Entries with figure data
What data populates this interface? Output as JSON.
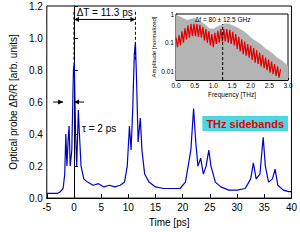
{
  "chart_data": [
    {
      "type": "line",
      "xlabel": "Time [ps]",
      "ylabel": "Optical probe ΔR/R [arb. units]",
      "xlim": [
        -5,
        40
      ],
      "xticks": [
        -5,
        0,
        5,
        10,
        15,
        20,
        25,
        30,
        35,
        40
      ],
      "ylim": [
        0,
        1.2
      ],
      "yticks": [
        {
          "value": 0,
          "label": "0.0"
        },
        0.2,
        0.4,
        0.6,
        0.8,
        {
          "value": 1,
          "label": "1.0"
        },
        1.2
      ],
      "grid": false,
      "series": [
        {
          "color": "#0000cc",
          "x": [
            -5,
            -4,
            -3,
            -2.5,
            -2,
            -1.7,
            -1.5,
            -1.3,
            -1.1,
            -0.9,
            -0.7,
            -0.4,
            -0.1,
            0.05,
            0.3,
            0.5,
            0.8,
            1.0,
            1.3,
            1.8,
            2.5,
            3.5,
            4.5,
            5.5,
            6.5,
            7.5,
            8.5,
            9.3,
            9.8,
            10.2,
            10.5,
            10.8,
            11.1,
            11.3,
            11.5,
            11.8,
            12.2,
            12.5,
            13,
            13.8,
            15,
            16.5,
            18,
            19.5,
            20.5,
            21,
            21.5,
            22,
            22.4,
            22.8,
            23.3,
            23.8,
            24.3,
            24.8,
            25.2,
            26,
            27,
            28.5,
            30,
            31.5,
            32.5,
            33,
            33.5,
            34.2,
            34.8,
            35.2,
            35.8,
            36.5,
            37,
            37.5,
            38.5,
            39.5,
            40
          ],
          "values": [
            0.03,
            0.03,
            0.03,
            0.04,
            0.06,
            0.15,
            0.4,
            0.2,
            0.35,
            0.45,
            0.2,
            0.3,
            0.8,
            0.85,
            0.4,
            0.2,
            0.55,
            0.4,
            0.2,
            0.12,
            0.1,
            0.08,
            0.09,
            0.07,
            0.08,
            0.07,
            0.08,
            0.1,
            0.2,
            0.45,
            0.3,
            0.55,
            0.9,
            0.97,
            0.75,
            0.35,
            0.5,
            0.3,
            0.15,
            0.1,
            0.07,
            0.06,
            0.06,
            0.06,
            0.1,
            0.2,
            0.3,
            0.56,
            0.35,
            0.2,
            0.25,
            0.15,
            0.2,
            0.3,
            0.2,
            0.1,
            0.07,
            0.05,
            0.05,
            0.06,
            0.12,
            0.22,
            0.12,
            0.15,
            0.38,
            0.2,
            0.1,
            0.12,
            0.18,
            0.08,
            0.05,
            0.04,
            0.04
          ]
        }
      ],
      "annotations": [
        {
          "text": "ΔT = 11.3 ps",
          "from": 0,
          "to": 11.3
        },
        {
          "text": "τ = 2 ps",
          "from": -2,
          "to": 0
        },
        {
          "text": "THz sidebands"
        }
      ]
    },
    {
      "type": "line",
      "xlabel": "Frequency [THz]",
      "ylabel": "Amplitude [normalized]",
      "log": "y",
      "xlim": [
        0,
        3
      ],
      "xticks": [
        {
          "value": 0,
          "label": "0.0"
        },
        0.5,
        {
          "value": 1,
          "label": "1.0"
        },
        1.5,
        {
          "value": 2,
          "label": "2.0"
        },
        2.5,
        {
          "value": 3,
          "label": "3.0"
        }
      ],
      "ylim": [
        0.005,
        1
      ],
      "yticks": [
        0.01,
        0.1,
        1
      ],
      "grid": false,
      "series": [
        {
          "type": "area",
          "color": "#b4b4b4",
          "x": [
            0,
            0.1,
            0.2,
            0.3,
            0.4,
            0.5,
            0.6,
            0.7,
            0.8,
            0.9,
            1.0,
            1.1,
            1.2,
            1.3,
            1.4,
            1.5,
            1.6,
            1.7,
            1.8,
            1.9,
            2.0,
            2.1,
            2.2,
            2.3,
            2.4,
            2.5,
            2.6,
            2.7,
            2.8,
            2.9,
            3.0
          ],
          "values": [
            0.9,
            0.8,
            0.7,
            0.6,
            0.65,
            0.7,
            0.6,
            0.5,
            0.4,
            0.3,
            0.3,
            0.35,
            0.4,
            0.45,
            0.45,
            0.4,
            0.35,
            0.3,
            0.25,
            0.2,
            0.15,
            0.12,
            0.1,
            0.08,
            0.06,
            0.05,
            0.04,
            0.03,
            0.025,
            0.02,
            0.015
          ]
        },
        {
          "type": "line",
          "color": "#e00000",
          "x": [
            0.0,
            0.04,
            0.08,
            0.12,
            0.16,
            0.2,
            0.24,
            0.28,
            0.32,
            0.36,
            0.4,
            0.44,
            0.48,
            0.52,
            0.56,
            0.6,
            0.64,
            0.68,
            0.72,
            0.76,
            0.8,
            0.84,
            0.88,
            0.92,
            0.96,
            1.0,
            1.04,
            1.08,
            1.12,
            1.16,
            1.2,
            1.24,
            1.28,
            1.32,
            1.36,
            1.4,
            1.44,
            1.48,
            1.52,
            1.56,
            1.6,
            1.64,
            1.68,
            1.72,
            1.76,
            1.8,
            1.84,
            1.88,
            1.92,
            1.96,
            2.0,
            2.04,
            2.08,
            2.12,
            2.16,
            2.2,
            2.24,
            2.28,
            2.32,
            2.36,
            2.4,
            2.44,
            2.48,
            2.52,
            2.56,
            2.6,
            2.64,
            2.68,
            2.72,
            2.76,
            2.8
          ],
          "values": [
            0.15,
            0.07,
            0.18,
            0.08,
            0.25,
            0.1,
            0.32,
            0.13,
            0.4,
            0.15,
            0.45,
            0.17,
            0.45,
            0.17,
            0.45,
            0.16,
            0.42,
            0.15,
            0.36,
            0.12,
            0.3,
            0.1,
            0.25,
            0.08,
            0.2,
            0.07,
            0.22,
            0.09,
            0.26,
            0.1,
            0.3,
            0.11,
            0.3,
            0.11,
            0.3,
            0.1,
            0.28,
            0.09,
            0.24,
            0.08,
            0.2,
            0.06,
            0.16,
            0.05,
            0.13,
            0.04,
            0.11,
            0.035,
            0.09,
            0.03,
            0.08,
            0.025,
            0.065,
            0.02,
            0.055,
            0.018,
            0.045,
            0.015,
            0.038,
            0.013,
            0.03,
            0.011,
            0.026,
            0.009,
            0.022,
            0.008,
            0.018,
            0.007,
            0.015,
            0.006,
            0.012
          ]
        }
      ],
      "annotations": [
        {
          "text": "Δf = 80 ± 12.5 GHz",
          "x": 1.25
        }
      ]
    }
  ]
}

§ **Goal**:
Report only the number of lines in the data above that contain "text".

§ **Response**:
4